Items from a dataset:
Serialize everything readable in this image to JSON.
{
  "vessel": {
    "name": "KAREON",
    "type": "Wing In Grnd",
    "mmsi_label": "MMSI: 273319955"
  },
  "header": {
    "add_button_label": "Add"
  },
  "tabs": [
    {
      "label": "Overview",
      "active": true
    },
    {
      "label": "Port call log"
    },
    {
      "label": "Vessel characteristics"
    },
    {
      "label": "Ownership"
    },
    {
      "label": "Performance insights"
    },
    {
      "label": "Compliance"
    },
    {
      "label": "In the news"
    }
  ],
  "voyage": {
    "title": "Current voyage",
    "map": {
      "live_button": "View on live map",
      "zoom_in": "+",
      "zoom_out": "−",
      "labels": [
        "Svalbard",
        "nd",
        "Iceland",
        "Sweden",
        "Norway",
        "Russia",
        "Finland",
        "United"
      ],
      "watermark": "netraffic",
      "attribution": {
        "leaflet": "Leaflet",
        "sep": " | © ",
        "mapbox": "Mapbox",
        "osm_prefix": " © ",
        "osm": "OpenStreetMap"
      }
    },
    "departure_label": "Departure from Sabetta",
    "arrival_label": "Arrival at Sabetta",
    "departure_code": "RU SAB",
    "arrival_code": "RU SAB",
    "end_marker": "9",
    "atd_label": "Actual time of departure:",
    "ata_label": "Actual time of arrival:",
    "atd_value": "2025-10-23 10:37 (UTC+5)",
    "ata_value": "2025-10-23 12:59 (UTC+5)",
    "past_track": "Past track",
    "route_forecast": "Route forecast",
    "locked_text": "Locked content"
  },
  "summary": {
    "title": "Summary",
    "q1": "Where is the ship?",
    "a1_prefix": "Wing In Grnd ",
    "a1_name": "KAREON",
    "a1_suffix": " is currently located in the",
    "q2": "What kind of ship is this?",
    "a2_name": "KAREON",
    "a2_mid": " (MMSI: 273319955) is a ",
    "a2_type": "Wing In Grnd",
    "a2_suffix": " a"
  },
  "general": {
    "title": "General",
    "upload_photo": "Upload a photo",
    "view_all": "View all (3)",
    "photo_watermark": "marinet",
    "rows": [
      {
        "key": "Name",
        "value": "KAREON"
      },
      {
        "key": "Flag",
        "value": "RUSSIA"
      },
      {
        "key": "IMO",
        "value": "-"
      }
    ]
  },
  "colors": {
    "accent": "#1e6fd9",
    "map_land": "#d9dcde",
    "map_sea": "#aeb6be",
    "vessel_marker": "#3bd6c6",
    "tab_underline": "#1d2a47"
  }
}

## EXERCISE TASK
Each line of the material should be duplicated exactly, please.

## CORRECT RESPONSE
Serialize everything readable in this image to JSON.
{
  "vessel": {
    "name": "KAREON",
    "type": "Wing In Grnd",
    "mmsi_label": "MMSI: 273319955"
  },
  "header": {
    "add_button_label": "Add"
  },
  "tabs": [
    {
      "label": "Overview",
      "active": true
    },
    {
      "label": "Port call log"
    },
    {
      "label": "Vessel characteristics"
    },
    {
      "label": "Ownership"
    },
    {
      "label": "Performance insights"
    },
    {
      "label": "Compliance"
    },
    {
      "label": "In the news"
    }
  ],
  "voyage": {
    "title": "Current voyage",
    "map": {
      "live_button": "View on live map",
      "zoom_in": "+",
      "zoom_out": "−",
      "labels": [
        "Svalbard",
        "nd",
        "Iceland",
        "Sweden",
        "Norway",
        "Russia",
        "Finland",
        "United"
      ],
      "watermark": "netraffic",
      "attribution": {
        "leaflet": "Leaflet",
        "sep": " | © ",
        "mapbox": "Mapbox",
        "osm_prefix": " © ",
        "osm": "OpenStreetMap"
      }
    },
    "departure_label": "Departure from Sabetta",
    "arrival_label": "Arrival at Sabetta",
    "departure_code": "RU SAB",
    "arrival_code": "RU SAB",
    "end_marker": "9",
    "atd_label": "Actual time of departure:",
    "ata_label": "Actual time of arrival:",
    "atd_value": "2025-10-23 10:37 (UTC+5)",
    "ata_value": "2025-10-23 12:59 (UTC+5)",
    "past_track": "Past track",
    "route_forecast": "Route forecast",
    "locked_text": "Locked content"
  },
  "summary": {
    "title": "Summary",
    "q1": "Where is the ship?",
    "a1_prefix": "Wing In Grnd ",
    "a1_name": "KAREON",
    "a1_suffix": " is currently located in the",
    "q2": "What kind of ship is this?",
    "a2_name": "KAREON",
    "a2_mid": " (MMSI: 273319955) is a ",
    "a2_type": "Wing In Grnd",
    "a2_suffix": " a"
  },
  "general": {
    "title": "General",
    "upload_photo": "Upload a photo",
    "view_all": "View all (3)",
    "photo_watermark": "marinet",
    "rows": [
      {
        "key": "Name",
        "value": "KAREON"
      },
      {
        "key": "Flag",
        "value": "RUSSIA"
      },
      {
        "key": "IMO",
        "value": "-"
      }
    ]
  },
  "colors": {
    "accent": "#1e6fd9",
    "map_land": "#d9dcde",
    "map_sea": "#aeb6be",
    "vessel_marker": "#3bd6c6",
    "tab_underline": "#1d2a47"
  }
}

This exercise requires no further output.